◆ **Given exercise**:
Can you transcribe every record below exactly as it appears?

Records that describe figures
>> BEGIN

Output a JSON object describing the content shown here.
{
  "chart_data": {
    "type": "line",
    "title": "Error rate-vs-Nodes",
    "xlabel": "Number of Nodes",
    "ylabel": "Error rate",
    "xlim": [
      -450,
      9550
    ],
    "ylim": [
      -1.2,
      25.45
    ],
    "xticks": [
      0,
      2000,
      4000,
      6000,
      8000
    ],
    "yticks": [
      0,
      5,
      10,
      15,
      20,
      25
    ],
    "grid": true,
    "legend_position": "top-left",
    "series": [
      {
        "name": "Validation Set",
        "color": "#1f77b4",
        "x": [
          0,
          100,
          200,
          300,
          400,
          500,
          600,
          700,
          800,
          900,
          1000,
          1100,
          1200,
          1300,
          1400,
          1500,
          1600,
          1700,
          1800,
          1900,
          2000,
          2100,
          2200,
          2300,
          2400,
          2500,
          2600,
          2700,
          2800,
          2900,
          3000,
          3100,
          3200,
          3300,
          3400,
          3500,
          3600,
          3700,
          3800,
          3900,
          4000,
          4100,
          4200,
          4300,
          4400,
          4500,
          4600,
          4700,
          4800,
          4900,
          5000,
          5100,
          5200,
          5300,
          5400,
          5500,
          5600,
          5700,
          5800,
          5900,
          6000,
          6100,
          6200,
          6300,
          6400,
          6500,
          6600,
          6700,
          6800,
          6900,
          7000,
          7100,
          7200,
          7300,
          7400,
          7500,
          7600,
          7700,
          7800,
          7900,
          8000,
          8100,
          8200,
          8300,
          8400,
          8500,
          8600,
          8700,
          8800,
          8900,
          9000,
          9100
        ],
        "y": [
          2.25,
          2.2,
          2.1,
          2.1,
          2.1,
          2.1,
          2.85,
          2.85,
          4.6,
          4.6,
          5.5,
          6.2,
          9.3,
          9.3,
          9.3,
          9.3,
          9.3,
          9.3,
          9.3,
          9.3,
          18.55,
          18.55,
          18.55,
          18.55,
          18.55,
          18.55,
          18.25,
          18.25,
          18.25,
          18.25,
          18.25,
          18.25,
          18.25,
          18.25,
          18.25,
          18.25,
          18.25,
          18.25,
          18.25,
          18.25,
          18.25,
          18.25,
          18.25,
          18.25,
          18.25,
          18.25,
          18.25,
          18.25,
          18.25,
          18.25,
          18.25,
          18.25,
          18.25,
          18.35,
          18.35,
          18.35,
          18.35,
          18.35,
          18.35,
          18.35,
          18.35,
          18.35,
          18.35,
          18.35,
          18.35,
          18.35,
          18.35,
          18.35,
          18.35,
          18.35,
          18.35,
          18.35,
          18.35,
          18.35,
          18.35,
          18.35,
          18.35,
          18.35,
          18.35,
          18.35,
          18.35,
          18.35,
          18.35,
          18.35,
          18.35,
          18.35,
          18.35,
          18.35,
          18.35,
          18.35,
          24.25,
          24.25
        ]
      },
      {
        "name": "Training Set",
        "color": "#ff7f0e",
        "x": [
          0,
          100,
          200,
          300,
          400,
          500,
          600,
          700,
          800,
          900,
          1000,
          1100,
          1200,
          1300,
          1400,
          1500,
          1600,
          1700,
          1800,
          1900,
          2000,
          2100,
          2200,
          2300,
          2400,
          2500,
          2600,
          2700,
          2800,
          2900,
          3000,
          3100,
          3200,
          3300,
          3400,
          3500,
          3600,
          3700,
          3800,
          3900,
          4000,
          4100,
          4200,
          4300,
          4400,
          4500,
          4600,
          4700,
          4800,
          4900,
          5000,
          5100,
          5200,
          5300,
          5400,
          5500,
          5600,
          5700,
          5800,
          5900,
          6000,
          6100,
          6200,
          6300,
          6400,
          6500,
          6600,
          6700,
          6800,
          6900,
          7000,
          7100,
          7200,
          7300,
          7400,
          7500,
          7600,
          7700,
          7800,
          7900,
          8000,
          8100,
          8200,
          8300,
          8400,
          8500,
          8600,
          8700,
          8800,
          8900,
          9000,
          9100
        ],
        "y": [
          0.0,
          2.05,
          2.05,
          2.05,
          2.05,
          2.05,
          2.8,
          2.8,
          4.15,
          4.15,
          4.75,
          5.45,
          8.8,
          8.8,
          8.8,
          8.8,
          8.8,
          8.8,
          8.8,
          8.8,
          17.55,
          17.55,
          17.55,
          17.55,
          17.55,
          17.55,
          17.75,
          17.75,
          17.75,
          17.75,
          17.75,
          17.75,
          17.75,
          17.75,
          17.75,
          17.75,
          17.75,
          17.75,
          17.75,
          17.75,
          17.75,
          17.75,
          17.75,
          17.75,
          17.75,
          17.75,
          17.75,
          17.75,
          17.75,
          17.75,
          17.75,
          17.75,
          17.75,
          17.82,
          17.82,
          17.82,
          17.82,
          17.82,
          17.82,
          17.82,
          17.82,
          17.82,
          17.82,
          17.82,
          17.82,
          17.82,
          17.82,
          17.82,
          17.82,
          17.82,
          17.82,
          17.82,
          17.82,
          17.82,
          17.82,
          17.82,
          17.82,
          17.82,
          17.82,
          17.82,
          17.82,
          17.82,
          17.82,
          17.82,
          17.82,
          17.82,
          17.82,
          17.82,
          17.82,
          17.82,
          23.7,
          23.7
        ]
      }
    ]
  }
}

>> END

◆ **Correct answer**:
Output a JSON object describing the content shown here.
{
  "chart_data": {
    "type": "line",
    "title": "Error rate-vs-Nodes",
    "xlabel": "Number of Nodes",
    "ylabel": "Error rate",
    "xlim": [
      -450,
      9550
    ],
    "ylim": [
      -1.2,
      25.45
    ],
    "xticks": [
      0,
      2000,
      4000,
      6000,
      8000
    ],
    "yticks": [
      0,
      5,
      10,
      15,
      20,
      25
    ],
    "grid": true,
    "legend_position": "top-left",
    "series": [
      {
        "name": "Validation Set",
        "color": "#1f77b4",
        "x": [
          0,
          100,
          200,
          300,
          400,
          500,
          600,
          700,
          800,
          900,
          1000,
          1100,
          1200,
          1300,
          1400,
          1500,
          1600,
          1700,
          1800,
          1900,
          2000,
          2100,
          2200,
          2300,
          2400,
          2500,
          2600,
          2700,
          2800,
          2900,
          3000,
          3100,
          3200,
          3300,
          3400,
          3500,
          3600,
          3700,
          3800,
          3900,
          4000,
          4100,
          4200,
          4300,
          4400,
          4500,
          4600,
          4700,
          4800,
          4900,
          5000,
          5100,
          5200,
          5300,
          5400,
          5500,
          5600,
          5700,
          5800,
          5900,
          6000,
          6100,
          6200,
          6300,
          6400,
          6500,
          6600,
          6700,
          6800,
          6900,
          7000,
          7100,
          7200,
          7300,
          7400,
          7500,
          7600,
          7700,
          7800,
          7900,
          8000,
          8100,
          8200,
          8300,
          8400,
          8500,
          8600,
          8700,
          8800,
          8900,
          9000,
          9100
        ],
        "y": [
          2.25,
          2.2,
          2.1,
          2.1,
          2.1,
          2.1,
          2.85,
          2.85,
          4.6,
          4.6,
          5.5,
          6.2,
          9.3,
          9.3,
          9.3,
          9.3,
          9.3,
          9.3,
          9.3,
          9.3,
          18.55,
          18.55,
          18.55,
          18.55,
          18.55,
          18.55,
          18.25,
          18.25,
          18.25,
          18.25,
          18.25,
          18.25,
          18.25,
          18.25,
          18.25,
          18.25,
          18.25,
          18.25,
          18.25,
          18.25,
          18.25,
          18.25,
          18.25,
          18.25,
          18.25,
          18.25,
          18.25,
          18.25,
          18.25,
          18.25,
          18.25,
          18.25,
          18.25,
          18.35,
          18.35,
          18.35,
          18.35,
          18.35,
          18.35,
          18.35,
          18.35,
          18.35,
          18.35,
          18.35,
          18.35,
          18.35,
          18.35,
          18.35,
          18.35,
          18.35,
          18.35,
          18.35,
          18.35,
          18.35,
          18.35,
          18.35,
          18.35,
          18.35,
          18.35,
          18.35,
          18.35,
          18.35,
          18.35,
          18.35,
          18.35,
          18.35,
          18.35,
          18.35,
          18.35,
          18.35,
          24.25,
          24.25
        ]
      },
      {
        "name": "Training Set",
        "color": "#ff7f0e",
        "x": [
          0,
          100,
          200,
          300,
          400,
          500,
          600,
          700,
          800,
          900,
          1000,
          1100,
          1200,
          1300,
          1400,
          1500,
          1600,
          1700,
          1800,
          1900,
          2000,
          2100,
          2200,
          2300,
          2400,
          2500,
          2600,
          2700,
          2800,
          2900,
          3000,
          3100,
          3200,
          3300,
          3400,
          3500,
          3600,
          3700,
          3800,
          3900,
          4000,
          4100,
          4200,
          4300,
          4400,
          4500,
          4600,
          4700,
          4800,
          4900,
          5000,
          5100,
          5200,
          5300,
          5400,
          5500,
          5600,
          5700,
          5800,
          5900,
          6000,
          6100,
          6200,
          6300,
          6400,
          6500,
          6600,
          6700,
          6800,
          6900,
          7000,
          7100,
          7200,
          7300,
          7400,
          7500,
          7600,
          7700,
          7800,
          7900,
          8000,
          8100,
          8200,
          8300,
          8400,
          8500,
          8600,
          8700,
          8800,
          8900,
          9000,
          9100
        ],
        "y": [
          0.0,
          2.05,
          2.05,
          2.05,
          2.05,
          2.05,
          2.8,
          2.8,
          4.15,
          4.15,
          4.75,
          5.45,
          8.8,
          8.8,
          8.8,
          8.8,
          8.8,
          8.8,
          8.8,
          8.8,
          17.55,
          17.55,
          17.55,
          17.55,
          17.55,
          17.55,
          17.75,
          17.75,
          17.75,
          17.75,
          17.75,
          17.75,
          17.75,
          17.75,
          17.75,
          17.75,
          17.75,
          17.75,
          17.75,
          17.75,
          17.75,
          17.75,
          17.75,
          17.75,
          17.75,
          17.75,
          17.75,
          17.75,
          17.75,
          17.75,
          17.75,
          17.75,
          17.75,
          17.82,
          17.82,
          17.82,
          17.82,
          17.82,
          17.82,
          17.82,
          17.82,
          17.82,
          17.82,
          17.82,
          17.82,
          17.82,
          17.82,
          17.82,
          17.82,
          17.82,
          17.82,
          17.82,
          17.82,
          17.82,
          17.82,
          17.82,
          17.82,
          17.82,
          17.82,
          17.82,
          17.82,
          17.82,
          17.82,
          17.82,
          17.82,
          17.82,
          17.82,
          17.82,
          17.82,
          17.82,
          23.7,
          23.7
        ]
      }
    ]
  }
}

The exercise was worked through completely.